TASK BRIEF –
Establish how many lines in the material include the string "text" and report it as a lone number.

Structured figure records:
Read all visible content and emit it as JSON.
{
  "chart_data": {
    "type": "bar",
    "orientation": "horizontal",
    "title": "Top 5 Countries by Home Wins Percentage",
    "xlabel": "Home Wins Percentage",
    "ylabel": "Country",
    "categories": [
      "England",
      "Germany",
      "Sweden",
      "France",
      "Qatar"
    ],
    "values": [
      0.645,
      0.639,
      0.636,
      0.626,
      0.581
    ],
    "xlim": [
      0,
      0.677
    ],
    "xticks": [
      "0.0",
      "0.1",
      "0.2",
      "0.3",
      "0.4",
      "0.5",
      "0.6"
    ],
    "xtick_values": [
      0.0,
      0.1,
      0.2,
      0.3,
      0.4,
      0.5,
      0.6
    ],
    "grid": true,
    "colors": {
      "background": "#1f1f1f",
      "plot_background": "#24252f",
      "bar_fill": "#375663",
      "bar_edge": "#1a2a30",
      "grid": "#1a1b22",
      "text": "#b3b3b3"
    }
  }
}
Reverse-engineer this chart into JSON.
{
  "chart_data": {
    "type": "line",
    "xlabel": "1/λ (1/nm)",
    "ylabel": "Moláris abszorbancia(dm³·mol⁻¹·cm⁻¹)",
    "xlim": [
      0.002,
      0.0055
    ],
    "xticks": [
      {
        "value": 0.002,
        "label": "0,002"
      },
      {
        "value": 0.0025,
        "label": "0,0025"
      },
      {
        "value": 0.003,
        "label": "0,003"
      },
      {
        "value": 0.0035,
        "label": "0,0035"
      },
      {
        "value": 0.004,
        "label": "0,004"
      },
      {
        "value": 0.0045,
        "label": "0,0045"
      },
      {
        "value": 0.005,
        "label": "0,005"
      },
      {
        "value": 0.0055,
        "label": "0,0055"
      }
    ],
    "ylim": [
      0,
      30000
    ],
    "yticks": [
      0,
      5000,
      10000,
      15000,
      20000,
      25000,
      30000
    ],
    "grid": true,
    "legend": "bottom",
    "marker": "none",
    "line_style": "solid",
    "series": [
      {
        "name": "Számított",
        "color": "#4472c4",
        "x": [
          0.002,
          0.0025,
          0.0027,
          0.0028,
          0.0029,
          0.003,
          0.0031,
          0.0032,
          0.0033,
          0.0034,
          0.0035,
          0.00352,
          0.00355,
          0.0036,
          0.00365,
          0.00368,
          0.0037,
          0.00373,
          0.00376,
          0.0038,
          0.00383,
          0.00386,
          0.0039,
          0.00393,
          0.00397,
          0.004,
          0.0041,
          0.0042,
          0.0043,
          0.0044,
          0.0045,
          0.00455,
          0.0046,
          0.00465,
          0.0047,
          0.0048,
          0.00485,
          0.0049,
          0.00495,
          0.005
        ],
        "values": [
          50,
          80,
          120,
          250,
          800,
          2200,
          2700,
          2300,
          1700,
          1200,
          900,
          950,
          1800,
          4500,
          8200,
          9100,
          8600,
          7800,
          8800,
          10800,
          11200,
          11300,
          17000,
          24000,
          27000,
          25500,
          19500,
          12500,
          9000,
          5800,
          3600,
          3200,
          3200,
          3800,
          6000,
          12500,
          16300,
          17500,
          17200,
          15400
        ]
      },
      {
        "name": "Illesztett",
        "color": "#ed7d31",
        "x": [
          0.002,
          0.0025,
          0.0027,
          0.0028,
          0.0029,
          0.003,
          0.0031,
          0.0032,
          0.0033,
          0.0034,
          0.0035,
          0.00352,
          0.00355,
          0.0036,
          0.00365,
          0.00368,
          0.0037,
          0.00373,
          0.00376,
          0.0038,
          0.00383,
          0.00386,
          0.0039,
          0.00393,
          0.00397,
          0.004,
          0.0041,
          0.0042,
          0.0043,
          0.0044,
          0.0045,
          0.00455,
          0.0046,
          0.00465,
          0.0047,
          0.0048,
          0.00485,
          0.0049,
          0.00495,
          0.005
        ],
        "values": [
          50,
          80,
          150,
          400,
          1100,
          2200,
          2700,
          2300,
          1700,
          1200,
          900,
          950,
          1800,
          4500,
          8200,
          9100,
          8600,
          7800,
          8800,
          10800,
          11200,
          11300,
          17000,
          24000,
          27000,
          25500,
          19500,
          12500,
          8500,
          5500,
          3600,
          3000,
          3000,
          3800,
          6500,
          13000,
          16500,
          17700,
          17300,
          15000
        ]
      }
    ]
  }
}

--

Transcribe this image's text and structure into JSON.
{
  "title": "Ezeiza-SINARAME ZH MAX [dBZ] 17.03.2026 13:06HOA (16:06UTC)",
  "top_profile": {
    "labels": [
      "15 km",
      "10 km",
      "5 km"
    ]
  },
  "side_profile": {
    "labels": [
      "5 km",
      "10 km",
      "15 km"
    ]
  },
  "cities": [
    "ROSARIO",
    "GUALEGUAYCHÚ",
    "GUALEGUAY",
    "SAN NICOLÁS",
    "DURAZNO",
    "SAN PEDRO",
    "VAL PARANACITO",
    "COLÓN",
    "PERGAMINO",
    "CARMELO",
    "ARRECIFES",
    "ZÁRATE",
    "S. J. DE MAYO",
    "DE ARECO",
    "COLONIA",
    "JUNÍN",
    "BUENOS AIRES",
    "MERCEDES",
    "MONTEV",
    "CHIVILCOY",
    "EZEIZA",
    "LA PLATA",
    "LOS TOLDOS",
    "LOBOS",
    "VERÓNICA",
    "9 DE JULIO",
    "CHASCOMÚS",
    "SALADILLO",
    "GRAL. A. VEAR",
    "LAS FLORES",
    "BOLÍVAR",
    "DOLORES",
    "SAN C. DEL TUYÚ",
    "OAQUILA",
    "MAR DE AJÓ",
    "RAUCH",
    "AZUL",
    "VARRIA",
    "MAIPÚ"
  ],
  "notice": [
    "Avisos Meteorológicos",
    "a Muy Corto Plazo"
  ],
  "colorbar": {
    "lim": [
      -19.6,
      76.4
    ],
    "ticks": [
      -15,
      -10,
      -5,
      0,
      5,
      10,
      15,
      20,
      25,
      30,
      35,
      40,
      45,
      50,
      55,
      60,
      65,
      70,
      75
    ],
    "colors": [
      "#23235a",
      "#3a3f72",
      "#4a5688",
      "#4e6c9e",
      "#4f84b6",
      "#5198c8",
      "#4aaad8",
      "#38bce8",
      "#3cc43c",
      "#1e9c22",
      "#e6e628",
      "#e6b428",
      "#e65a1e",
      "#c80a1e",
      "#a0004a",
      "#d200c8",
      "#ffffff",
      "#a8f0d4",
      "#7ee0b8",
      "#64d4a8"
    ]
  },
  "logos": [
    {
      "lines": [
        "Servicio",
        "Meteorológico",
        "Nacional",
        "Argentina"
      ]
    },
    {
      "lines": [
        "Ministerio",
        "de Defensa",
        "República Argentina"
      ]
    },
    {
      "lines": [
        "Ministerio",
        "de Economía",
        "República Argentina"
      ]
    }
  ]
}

THE RESPONSE –
2